Document text:
"""
# Joplin---jornado



## SWAMPBUCK10PT (Apr 5, 2010)

*Hope all you GUYS from Mo are OK---Joplin just got flattened by a Huge twister[Tornado] about 1 1/2 hours ago-----------Its headed N-East---------sb*


----------



## ReidRH (Feb 1, 2010)

Oh Lordy here we Go Again!! Keep Your head down guys!!


----------



## youngdon (Mar 10, 2010)

Holy crap, I hate tornado's.


----------



## ReidRH (Feb 1, 2010)

Don Have you ever Lived Through One? I Am Not Scared of Weather too Bad But a Tornado Definitely gets my Attention! I am In the Process of Getting the Stuff together to Build a Shelter. Shelters are Pretty Rare in My part of the country But Gaining in popularity the more storms we have! Especially with ME!


----------



## SWAMPBUCK10PT (Apr 5, 2010)

*Minnesota was nailed too-------Minneapolis--hit hard too!!!!!!*


----------



## youngdon (Mar 10, 2010)

Yes I have, I was born and raised in NW Ohio and have vivid memories of a few. One on the fourth of July and the Palm Sunday tornado's that went through the midwest. i remember my parents taking us boys to see the devastation and helping people out.


----------



## showmeyote (Dec 12, 2010)

I have been threw way to many! One hit Lebanon years ago, while i was there one night. It flattened Tracker marine and boats were flying every where 96 i believe. Thin in western Kansas about 98, and here at home a couple small ones. 
As of right now 24 deaths the news is reporting. My old general manager lives about 10 blocks from there but i called his brother and there hole family is well. Callede another friend that lives south of there and they were all ok too.
Its coming down right now and the lightning is making the light flicker. But they call off the tornados for us, just worring about the straight line winds.
Joplin is in very bad shape guys. My heart goes out to them people!!


----------



## showmeyote (Dec 12, 2010)

Here is a link. West Plains Mo is on the bubble right now, and it also looked like storms west of the SL area. West Plains reporting alot of rotation..http://www.ky3.com/news/kspr-tornado-strikes-joplin-major-damage-reported-20110522,0,7268775.story


----------



## showmeyote (Dec 12, 2010)
"""
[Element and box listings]
"""
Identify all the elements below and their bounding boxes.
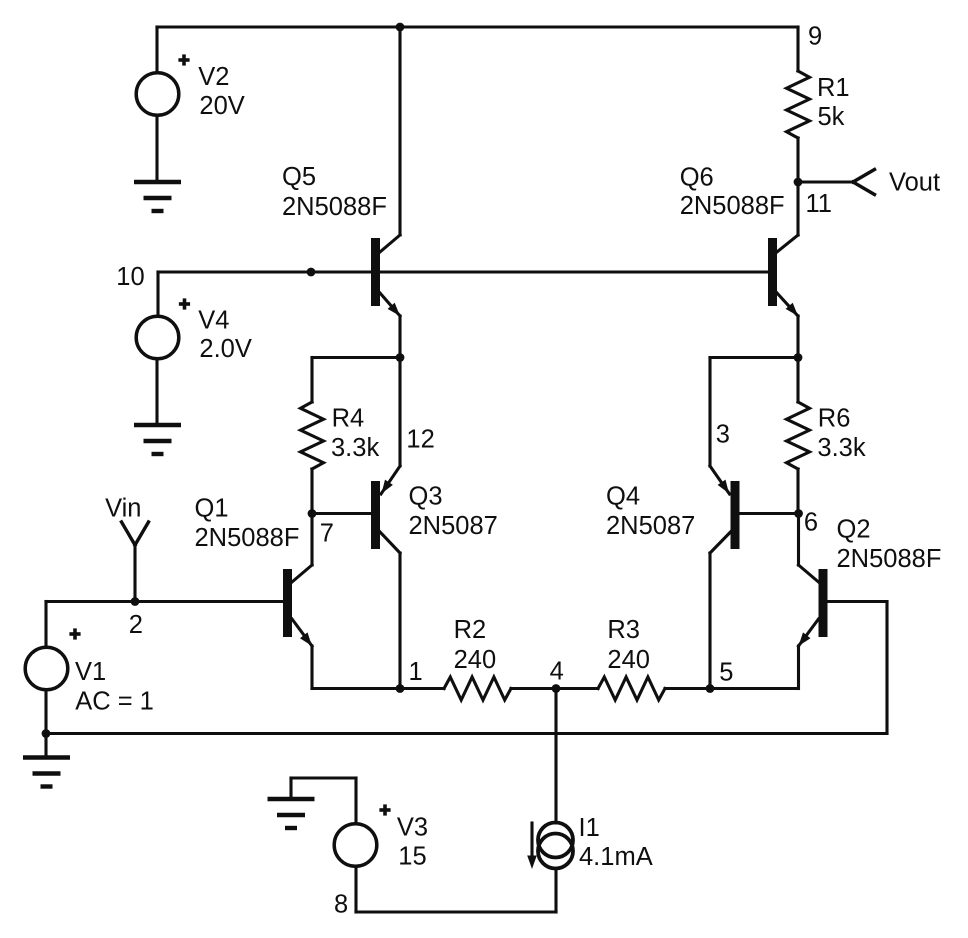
- svg-text:1: 1: [409, 658, 423, 686]
- wire Q2 base: [828, 600, 887, 603]
- wire V3 to I1 bottom: [356, 910, 556, 913]
- svg-text:V1: V1: [75, 658, 106, 686]
- wire Q6 emitter to node 3: [796, 316, 799, 358]
- wire Q6 collector to node 11: [796, 182, 799, 235]
- wire base rail node 10: [158, 270, 768, 273]
- svg-text:5: 5: [719, 659, 733, 687]
- Q2 emitter arrow: [799, 632, 811, 646]
- Q5 collector diagonal: [380, 235, 400, 252]
- resistor R6: [787, 402, 810, 469]
- V1 plus sign: [69, 628, 80, 639]
- Q1 emitter arrow: [300, 632, 312, 646]
- wire Q5 collector to top rail: [398, 27, 401, 235]
- svg-text:I1: I1: [579, 814, 600, 842]
- svg-text:2N5088F: 2N5088F: [282, 193, 387, 221]
- junction top rail / Q5 collector: [396, 23, 405, 32]
- svg-text:3.3k: 3.3k: [817, 434, 865, 462]
- wire V3 bottom: [354, 867, 357, 913]
- wire node12 to R4: [310, 358, 313, 403]
- wire V1 bottom: [44, 690, 47, 734]
- I1 arrow head: [527, 856, 537, 870]
- voltage source V4: [136, 316, 179, 359]
- transistor Q5 base bar: [371, 238, 380, 306]
- Q2 emitter diagonal: [799, 619, 819, 646]
- Q4 emitter diagonal: [710, 466, 730, 494]
- wire node3 to Q4 emitter: [708, 358, 711, 467]
- Q6 emitter diagonal: [777, 293, 798, 316]
- svg-text:2.0V: 2.0V: [199, 335, 251, 363]
- wire node6 to Q2 collector: [797, 514, 800, 566]
- wire Q1 emitter to node 1: [312, 687, 400, 690]
- wire Q2 base to bottom rail: [885, 602, 888, 734]
- svg-text:2N5088F: 2N5088F: [837, 545, 942, 573]
- V3 plus sign: [379, 804, 390, 815]
- svg-text:15: 15: [398, 843, 426, 871]
- wire V4 to ground: [155, 359, 158, 425]
- Q5 emitter diagonal: [380, 293, 400, 316]
- junction node 11 Vout tap: [794, 178, 803, 187]
- svg-text:Q4: Q4: [606, 483, 640, 511]
- svg-text:Q1: Q1: [195, 495, 229, 523]
- svg-text:2N5087: 2N5087: [409, 512, 498, 540]
- wire R4 to node 7: [310, 469, 313, 514]
- Q5 emitter arrow: [388, 303, 400, 316]
- resistor R1: [787, 71, 810, 138]
- wire Q4 base: [740, 512, 799, 515]
- svg-text:2N5087: 2N5087: [606, 512, 695, 540]
- ground V1: [23, 758, 70, 787]
- voltage source V2: [136, 73, 179, 116]
- junction node 7: [308, 509, 317, 518]
- wire Q1 emitter down: [310, 646, 313, 689]
- wire V1 to Q1 base: [46, 600, 283, 603]
- junction node 4: [552, 684, 561, 693]
- svg-text:R1: R1: [817, 74, 850, 102]
- current source I1: [538, 823, 573, 869]
- ground V3: [268, 799, 315, 828]
- svg-text:5k: 5k: [818, 103, 845, 131]
- junction node 6: [794, 509, 803, 518]
- svg-text:6: 6: [804, 509, 818, 537]
- svg-text:V3: V3: [397, 814, 428, 842]
- wire Q3 base: [312, 512, 371, 515]
- wire Q2 emitter down: [797, 646, 800, 689]
- Vin pin symbol: [122, 522, 149, 545]
- svg-text:V2: V2: [198, 63, 229, 91]
- Q4 emitter arrow: [718, 480, 729, 494]
- wire node4 to I1: [554, 689, 557, 824]
- junction V1 ground: [42, 729, 51, 738]
- svg-text:V4: V4: [198, 307, 229, 335]
- I1 arrow line: [530, 823, 533, 858]
- svg-text:2N5088F: 2N5088F: [680, 192, 785, 220]
- wire Q4 collector to node 5: [708, 553, 711, 689]
- wire R1 to node 11: [796, 138, 799, 182]
- Q6 collector diagonal: [777, 235, 798, 252]
- svg-text:240: 240: [454, 646, 497, 674]
- wire node12 to Q3 emitter: [398, 358, 401, 467]
- transistor Q1 base bar: [283, 569, 292, 637]
- wire Vout: [798, 180, 853, 183]
- wire node4 to R3: [556, 687, 598, 690]
- svg-text:7: 7: [320, 520, 334, 548]
- wire top rail node 9: [157, 25, 798, 28]
- transistor Q6 base bar: [768, 238, 777, 306]
- resistor R4: [301, 402, 324, 469]
- svg-text:Vin: Vin: [105, 495, 141, 523]
- wire V3 ground stem: [289, 778, 292, 799]
- svg-text:9: 9: [808, 23, 822, 51]
- Q3 emitter arrow: [382, 480, 393, 494]
- wire R6 to node 6: [796, 469, 799, 514]
- wire V4 top: [156, 272, 159, 316]
- junction node 5: [706, 684, 715, 693]
- wire node 12 horizontal: [312, 356, 400, 359]
- svg-text:Q6: Q6: [680, 164, 714, 192]
- wire node3 to R6: [796, 358, 799, 403]
- transistor Q3 base bar: [371, 481, 380, 549]
- V4 plus sign: [179, 298, 190, 309]
- svg-text:11: 11: [806, 190, 832, 218]
- svg-text:2N5088F: 2N5088F: [195, 524, 300, 552]
- resistor R3: [598, 677, 665, 700]
- Q1 emitter diagonal: [292, 619, 312, 646]
- Q4 collector diagonal: [710, 532, 731, 553]
- svg-text:R6: R6: [818, 405, 851, 433]
- wire node5 to Q2 emitter: [710, 687, 798, 690]
- Q3 collector diagonal: [380, 532, 400, 553]
- Q3 emitter diagonal: [381, 466, 400, 494]
- wire V1 ground stem: [44, 734, 47, 758]
- wire V2 to ground: [155, 116, 158, 183]
- wire node 3 horizontal: [710, 356, 798, 359]
- wire node7 to Q1 collector: [310, 514, 313, 566]
- svg-text:12: 12: [406, 425, 434, 453]
- svg-text:R4: R4: [332, 405, 365, 433]
- Vout pin symbol: [853, 170, 875, 195]
- V2 plus sign: [178, 54, 189, 65]
- svg-text:20V: 20V: [199, 92, 244, 120]
- junction node 1: [396, 684, 405, 693]
- svg-text:240: 240: [607, 646, 650, 674]
- svg-text:4.1mA: 4.1mA: [579, 843, 653, 871]
- transistor Q4 base bar: [731, 481, 740, 549]
- wire V1 top: [44, 602, 47, 648]
- junction base rail: [307, 268, 316, 277]
- ground V2: [134, 182, 181, 211]
- wire Q5 emitter to node 12: [398, 316, 401, 357]
- svg-text:8: 8: [334, 891, 348, 919]
- svg-text:2: 2: [129, 611, 143, 639]
- Q1 collector diagonal: [292, 565, 312, 582]
- svg-text:10: 10: [116, 263, 144, 291]
- svg-text:Q5: Q5: [282, 163, 316, 191]
- svg-text:Vout: Vout: [889, 169, 940, 197]
- svg-text:R3: R3: [607, 616, 640, 644]
- voltage source V3: [334, 824, 377, 867]
- wire node1 to R2: [400, 687, 444, 690]
- wire R2 to node 4: [511, 687, 556, 690]
- wire V3 top: [354, 778, 357, 824]
- wire node9 to R1: [796, 27, 799, 71]
- svg-text:4: 4: [550, 658, 564, 686]
- voltage source V1: [25, 647, 68, 690]
- transistor Q2 base bar: [819, 569, 828, 637]
- wire Vin stem: [133, 545, 136, 602]
- wire I1 bottom: [554, 869, 557, 913]
- svg-text:3: 3: [716, 421, 730, 449]
- wire V3 top horizontal: [291, 776, 356, 779]
- wire R3 to node 5: [665, 687, 710, 690]
- wire V2 top: [155, 27, 158, 73]
- junction node 3: [794, 353, 803, 362]
- junction node 2: [131, 597, 140, 606]
- svg-text:Q3: Q3: [409, 483, 443, 511]
- svg-text:AC = 1: AC = 1: [75, 688, 154, 716]
- ground V4: [134, 425, 181, 454]
- svg-text:3.3k: 3.3k: [331, 434, 379, 462]
- svg-text:R2: R2: [454, 616, 487, 644]
- Q2 collector diagonal: [799, 565, 819, 582]
- svg-text:Q2: Q2: [837, 516, 871, 544]
- wire Q3 collector to node 1: [398, 553, 401, 689]
- junction node 12: [396, 353, 405, 362]
- resistor R2: [444, 677, 511, 700]
- Q6 emitter arrow: [786, 303, 798, 316]
- wire bottom rail: [46, 732, 887, 735]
"""
What to do:
a - Answer these questions from the tornado thread, one per line:
(i) Which state and which city did SWAMPBUCK10PT say were also hit?
(ii) Where was youngdon born and raised?
(iii) How many deaths did showmeyote say the news was reporting?
b - Which distinct usernames appear as post authors in the tornado thread? List every one.
c - Write the next part of the tornado thread, picking up after its final line.
The data have no connection to the tornado thread.

Responses:
a -
(i) Minnesota, and the city of Minneapolis
(ii) NW Ohio
(iii) 24

b -
SWAMPBUCK10PT
ReidRH
youngdon
showmeyote

c -
youngdon said:


> Yes I have, I was born and raised in NW Ohio and have vivid memories of a few. One on the fourth of July and the Palm Sunday tornado's that went through the midwest. i remember my parents taking us boys to see the devastation and helping people out.


Holy smokes, is that 2 of them? and there both huge!


----------



## youngdon (Mar 10, 2010)

Yeah that's two ! The Palm Sunday tornado's hit Indiana, Ohio, and Michigan, Iowa and wisconsin If I recall. I believe that I remember that picture and where it was taken in western Toledo. I want to say it was the area of Crissey rd and old airport highway. I don't know if Brian (OAC) remembers the area or not as it was then but I bet he knows it now. I remember the trains on the tracks there just flew by, there were a lot of passenger trains still running in the sixties when I was a kid.


----------



## Mattuk (Oct 16, 2010)

I hope you guys are all ok!?


----------



## ReidRH (Feb 1, 2010)

Right here Where I work two years ago one hit right here! So Many trees down it took weeks to get the roads cleared! I was standing on the downwind side of the Building I was in Watching it all take place at 4 am in the morning! Awesome Site to watch!


----------



## showmeyote (Dec 12, 2010)

Death toll at 115 OMGosh!!!!!!!!!!!!!!!!! and not even doen yet. Joplin has been in Severe Storms all day today!


----------



## HowlinRed (Feb 3, 2011)

A heart felt prayer goes out to all the people that may have been effected by ALL of these storms. A killer tornado has even hit here in VA. last month, and we don't have those things. Hope all of you are well.


----------



## youngdon (Mar 10, 2010)

I thought I remembered one of our members as being from Joplin.....Anyone know who ? I'm not very familiar with the state, but I know we have several members from MO. and Minn.


----------



## ReidRH (Feb 1, 2010)

That is Terrible up there!!! Just as Bad as Alabama a couple weeks ago!!!


----------



## showmeyote (Dec 12, 2010)

Yes, there is a member from there Im looking don


----------



## showmeyote (Dec 12, 2010)

Don it is Coyotehunter243, but im pretty sure there is another


----------



## showmeyote (Dec 12, 2010)




----------



## youngdon (Mar 10, 2010)

How far from Joplin are you, SMY ?


----------



## Helmet_S (Mar 18, 2010)

Well luckily for me the only tornado that came close to use didn't do alot of damage. it hit the ground about 15 miles from our home and was heading in the opposite direction. It mostly chewed up trees and such. I am a good 4 hours from Joplin though. I am about 45 minutes west of St. Louis.

I am definitly praying for the Joplin area. I am impressed by the amount of help and support that the area is receiving from the surround communities. It is nice to know that some people do still care.


----------



## Antlerz22 (Apr 18, 2011)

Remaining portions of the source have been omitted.